:: What to work on ::
Can you pull out each line of the data below that includes the word "экономической"?

Stored dataset items
_ _ _
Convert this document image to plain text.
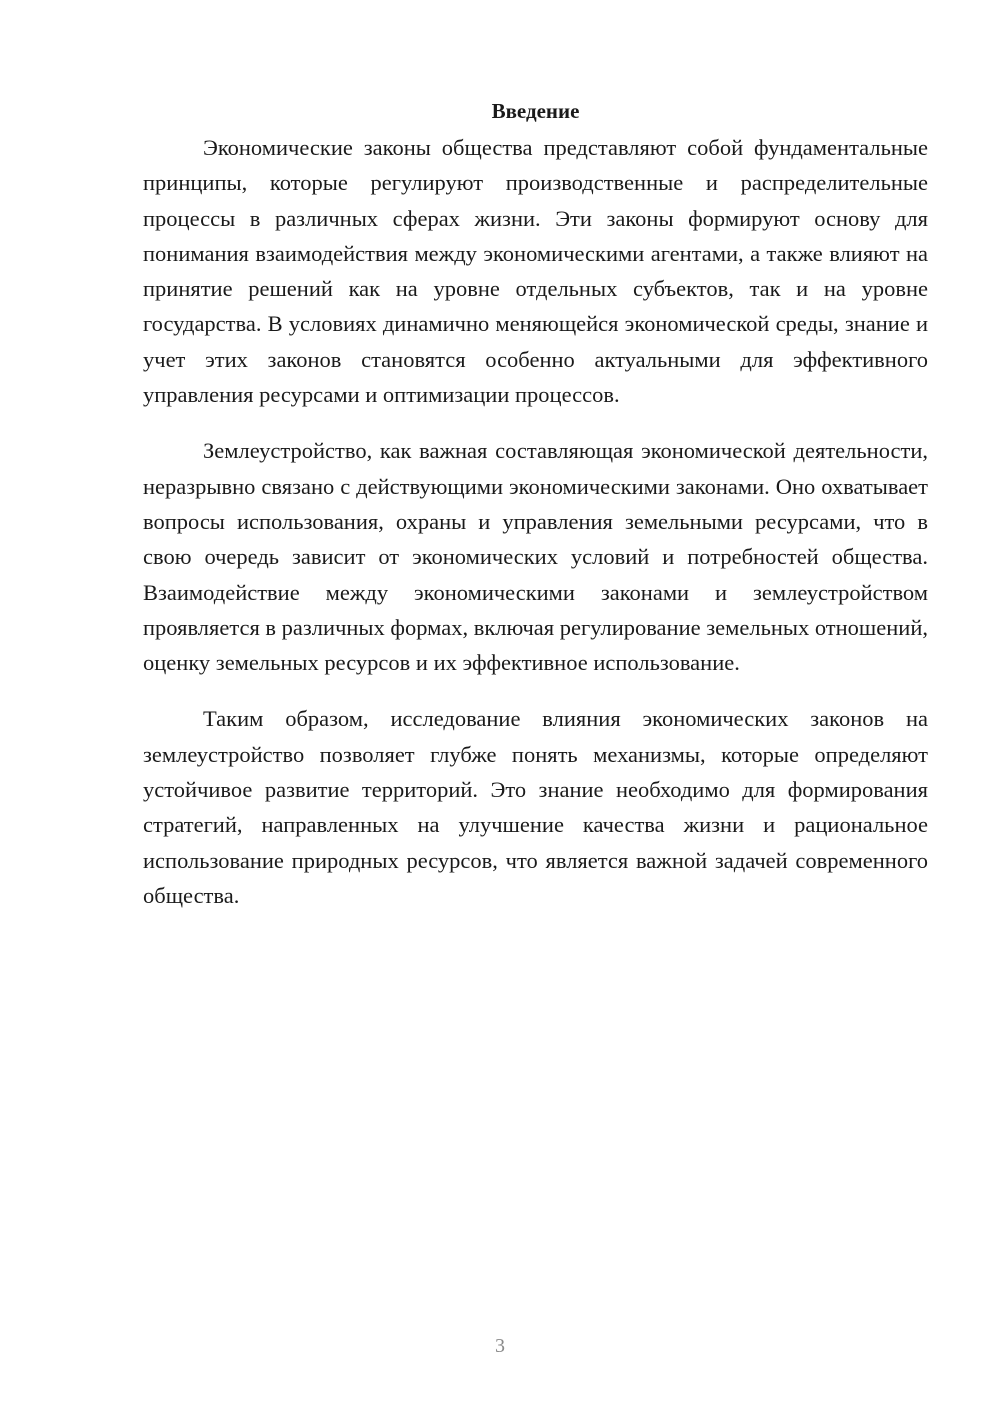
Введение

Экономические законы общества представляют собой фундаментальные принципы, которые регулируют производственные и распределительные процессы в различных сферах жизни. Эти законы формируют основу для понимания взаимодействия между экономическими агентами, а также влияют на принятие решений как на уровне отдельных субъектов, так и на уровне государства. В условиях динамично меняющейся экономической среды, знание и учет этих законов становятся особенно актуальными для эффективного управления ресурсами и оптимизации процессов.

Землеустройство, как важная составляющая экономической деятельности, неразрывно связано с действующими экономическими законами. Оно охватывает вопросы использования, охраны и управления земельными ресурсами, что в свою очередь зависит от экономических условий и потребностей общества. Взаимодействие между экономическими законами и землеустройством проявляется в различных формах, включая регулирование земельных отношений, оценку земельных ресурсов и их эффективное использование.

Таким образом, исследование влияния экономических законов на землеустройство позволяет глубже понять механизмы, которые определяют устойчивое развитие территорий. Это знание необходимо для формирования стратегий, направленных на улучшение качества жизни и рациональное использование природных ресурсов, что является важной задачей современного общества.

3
_ _ _
:: Final answer ::
Экономические законы общества представляют собой фундаментальные принципы, которые регулируют производственные и распределительные процессы в различных сферах жизни. Эти законы формируют основу для понимания взаимодействия между экономическими агентами, а также влияют на принятие решений как на уровне отдельных субъектов, так и на уровне государства. В условиях динамично меняющейся экономической среды, знание и учет этих законов становятся особенно актуальными для эффективного управления ресурсами и оптимизации процессов.
Землеустройство, как важная составляющая экономической деятельности, неразрывно связано с действующими экономическими законами. Оно охватывает вопросы использования, охраны и управления земельными ресурсами, что в свою очередь зависит от экономических условий и потребностей общества. Взаимодействие между экономическими законами и землеустройством проявляется в различных формах, включая регулирование земельных отношений, оценку земельных ресурсов и их эффективное использование.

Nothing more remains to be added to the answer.